Written request | Reproduce the data exactly.

[Start]

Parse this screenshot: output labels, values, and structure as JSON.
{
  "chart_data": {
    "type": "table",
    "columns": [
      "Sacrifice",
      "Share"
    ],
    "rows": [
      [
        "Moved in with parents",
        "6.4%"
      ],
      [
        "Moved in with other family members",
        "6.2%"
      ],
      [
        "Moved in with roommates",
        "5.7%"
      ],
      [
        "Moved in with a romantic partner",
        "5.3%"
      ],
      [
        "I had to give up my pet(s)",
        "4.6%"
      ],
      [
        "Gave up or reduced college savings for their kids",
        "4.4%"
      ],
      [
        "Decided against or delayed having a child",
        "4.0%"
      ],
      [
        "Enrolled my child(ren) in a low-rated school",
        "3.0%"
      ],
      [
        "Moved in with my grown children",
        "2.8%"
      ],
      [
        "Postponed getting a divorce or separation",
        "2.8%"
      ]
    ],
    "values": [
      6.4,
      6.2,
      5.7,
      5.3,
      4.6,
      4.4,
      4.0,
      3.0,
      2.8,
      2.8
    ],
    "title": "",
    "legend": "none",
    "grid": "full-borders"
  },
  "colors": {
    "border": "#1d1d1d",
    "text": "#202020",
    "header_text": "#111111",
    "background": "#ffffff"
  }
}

[End]

Finished exercise |
Parse this screenshot: output labels, values, and structure as JSON.
{
  "chart_data": {
    "type": "table",
    "columns": [
      "Sacrifice",
      "Share"
    ],
    "rows": [
      [
        "Moved in with parents",
        "6.4%"
      ],
      [
        "Moved in with other family members",
        "6.2%"
      ],
      [
        "Moved in with roommates",
        "5.7%"
      ],
      [
        "Moved in with a romantic partner",
        "5.3%"
      ],
      [
        "I had to give up my pet(s)",
        "4.6%"
      ],
      [
        "Gave up or reduced college savings for their kids",
        "4.4%"
      ],
      [
        "Decided against or delayed having a child",
        "4.0%"
      ],
      [
        "Enrolled my child(ren) in a low-rated school",
        "3.0%"
      ],
      [
        "Moved in with my grown children",
        "2.8%"
      ],
      [
        "Postponed getting a divorce or separation",
        "2.8%"
      ]
    ],
    "values": [
      6.4,
      6.2,
      5.7,
      5.3,
      4.6,
      4.4,
      4.0,
      3.0,
      2.8,
      2.8
    ],
    "title": "",
    "legend": "none",
    "grid": "full-borders"
  },
  "colors": {
    "border": "#1d1d1d",
    "text": "#202020",
    "header_text": "#111111",
    "background": "#ffffff"
  }
}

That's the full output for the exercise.